**RECORDS PROVIDED**
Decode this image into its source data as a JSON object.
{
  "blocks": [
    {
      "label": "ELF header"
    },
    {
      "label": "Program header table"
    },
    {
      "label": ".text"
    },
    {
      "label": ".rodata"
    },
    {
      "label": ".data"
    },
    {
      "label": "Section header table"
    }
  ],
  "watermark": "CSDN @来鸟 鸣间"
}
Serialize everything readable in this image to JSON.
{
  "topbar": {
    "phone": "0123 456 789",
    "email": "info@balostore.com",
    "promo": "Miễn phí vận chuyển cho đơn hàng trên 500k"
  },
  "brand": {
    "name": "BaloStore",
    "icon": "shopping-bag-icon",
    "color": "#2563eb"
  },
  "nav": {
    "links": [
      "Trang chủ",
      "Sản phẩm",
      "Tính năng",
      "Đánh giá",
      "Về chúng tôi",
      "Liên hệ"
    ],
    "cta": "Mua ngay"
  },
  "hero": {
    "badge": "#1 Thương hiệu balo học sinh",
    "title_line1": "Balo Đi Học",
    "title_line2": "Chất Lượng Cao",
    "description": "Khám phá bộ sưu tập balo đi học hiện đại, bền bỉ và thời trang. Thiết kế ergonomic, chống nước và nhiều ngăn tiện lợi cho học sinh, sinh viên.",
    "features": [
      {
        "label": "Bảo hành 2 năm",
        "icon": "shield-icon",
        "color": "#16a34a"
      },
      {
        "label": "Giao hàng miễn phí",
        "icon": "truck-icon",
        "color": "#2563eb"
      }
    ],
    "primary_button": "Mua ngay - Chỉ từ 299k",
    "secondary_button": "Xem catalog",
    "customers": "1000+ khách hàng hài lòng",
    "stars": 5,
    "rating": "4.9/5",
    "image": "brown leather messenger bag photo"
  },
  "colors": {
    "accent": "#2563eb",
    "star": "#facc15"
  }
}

**PROBLEM TO SOLVE**
In the entries above, identify each line that includes the string "label", then copy it.

**SOLUTION**
      "label": "ELF header"
      "label": "Program header table"
      "label": ".text"
      "label": ".rodata"
      "label": ".data"
      "label": "Section header table"
        "label": "Bảo hành 2 năm",
        "label": "Giao hàng miễn phí",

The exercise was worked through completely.